Saved entries:
········

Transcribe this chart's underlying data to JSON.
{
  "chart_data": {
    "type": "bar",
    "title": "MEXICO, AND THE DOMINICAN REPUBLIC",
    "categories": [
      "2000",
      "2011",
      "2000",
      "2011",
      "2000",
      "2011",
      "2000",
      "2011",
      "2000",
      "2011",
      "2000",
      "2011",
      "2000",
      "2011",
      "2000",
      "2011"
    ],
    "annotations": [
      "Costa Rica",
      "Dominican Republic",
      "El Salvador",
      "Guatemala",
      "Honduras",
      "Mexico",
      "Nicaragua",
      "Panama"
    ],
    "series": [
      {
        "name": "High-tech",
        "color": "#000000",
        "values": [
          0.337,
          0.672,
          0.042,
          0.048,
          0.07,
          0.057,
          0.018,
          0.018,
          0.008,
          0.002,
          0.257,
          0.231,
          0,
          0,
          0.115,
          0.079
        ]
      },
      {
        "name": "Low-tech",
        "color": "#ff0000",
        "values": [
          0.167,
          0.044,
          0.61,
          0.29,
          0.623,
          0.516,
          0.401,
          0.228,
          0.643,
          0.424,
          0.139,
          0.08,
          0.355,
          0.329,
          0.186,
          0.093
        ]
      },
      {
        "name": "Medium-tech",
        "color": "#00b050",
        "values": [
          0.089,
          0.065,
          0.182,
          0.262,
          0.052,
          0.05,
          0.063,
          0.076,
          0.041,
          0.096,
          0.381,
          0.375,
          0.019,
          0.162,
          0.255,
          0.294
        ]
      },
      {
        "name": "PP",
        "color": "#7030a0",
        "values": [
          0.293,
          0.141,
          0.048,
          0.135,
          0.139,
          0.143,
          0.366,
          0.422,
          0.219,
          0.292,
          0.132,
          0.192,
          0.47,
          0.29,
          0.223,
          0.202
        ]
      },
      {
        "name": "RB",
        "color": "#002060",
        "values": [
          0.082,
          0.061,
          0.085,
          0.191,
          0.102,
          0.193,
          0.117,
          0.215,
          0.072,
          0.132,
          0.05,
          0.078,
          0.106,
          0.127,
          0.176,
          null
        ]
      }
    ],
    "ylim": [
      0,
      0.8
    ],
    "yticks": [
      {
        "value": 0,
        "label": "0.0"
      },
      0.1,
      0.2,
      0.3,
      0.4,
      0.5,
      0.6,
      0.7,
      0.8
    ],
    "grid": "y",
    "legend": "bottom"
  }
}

········

What you have to do:
Write out every line exactly as it stands.

Solved problem:
Transcribe this chart's underlying data to JSON.
{
  "chart_data": {
    "type": "bar",
    "title": "MEXICO, AND THE DOMINICAN REPUBLIC",
    "categories": [
      "2000",
      "2011",
      "2000",
      "2011",
      "2000",
      "2011",
      "2000",
      "2011",
      "2000",
      "2011",
      "2000",
      "2011",
      "2000",
      "2011",
      "2000",
      "2011"
    ],
    "annotations": [
      "Costa Rica",
      "Dominican Republic",
      "El Salvador",
      "Guatemala",
      "Honduras",
      "Mexico",
      "Nicaragua",
      "Panama"
    ],
    "series": [
      {
        "name": "High-tech",
        "color": "#000000",
        "values": [
          0.337,
          0.672,
          0.042,
          0.048,
          0.07,
          0.057,
          0.018,
          0.018,
          0.008,
          0.002,
          0.257,
          0.231,
          0,
          0,
          0.115,
          0.079
        ]
      },
      {
        "name": "Low-tech",
        "color": "#ff0000",
        "values": [
          0.167,
          0.044,
          0.61,
          0.29,
          0.623,
          0.516,
          0.401,
          0.228,
          0.643,
          0.424,
          0.139,
          0.08,
          0.355,
          0.329,
          0.186,
          0.093
        ]
      },
      {
        "name": "Medium-tech",
        "color": "#00b050",
        "values": [
          0.089,
          0.065,
          0.182,
          0.262,
          0.052,
          0.05,
          0.063,
          0.076,
          0.041,
          0.096,
          0.381,
          0.375,
          0.019,
          0.162,
          0.255,
          0.294
        ]
      },
      {
        "name": "PP",
        "color": "#7030a0",
        "values": [
          0.293,
          0.141,
          0.048,
          0.135,
          0.139,
          0.143,
          0.366,
          0.422,
          0.219,
          0.292,
          0.132,
          0.192,
          0.47,
          0.29,
          0.223,
          0.202
        ]
      },
      {
        "name": "RB",
        "color": "#002060",
        "values": [
          0.082,
          0.061,
          0.085,
          0.191,
          0.102,
          0.193,
          0.117,
          0.215,
          0.072,
          0.132,
          0.05,
          0.078,
          0.106,
          0.127,
          0.176,
          null
        ]
      }
    ],
    "ylim": [
      0,
      0.8
    ],
    "yticks": [
      {
        "value": 0,
        "label": "0.0"
      },
      0.1,
      0.2,
      0.3,
      0.4,
      0.5,
      0.6,
      0.7,
      0.8
    ],
    "grid": "y",
    "legend": "bottom"
  }
}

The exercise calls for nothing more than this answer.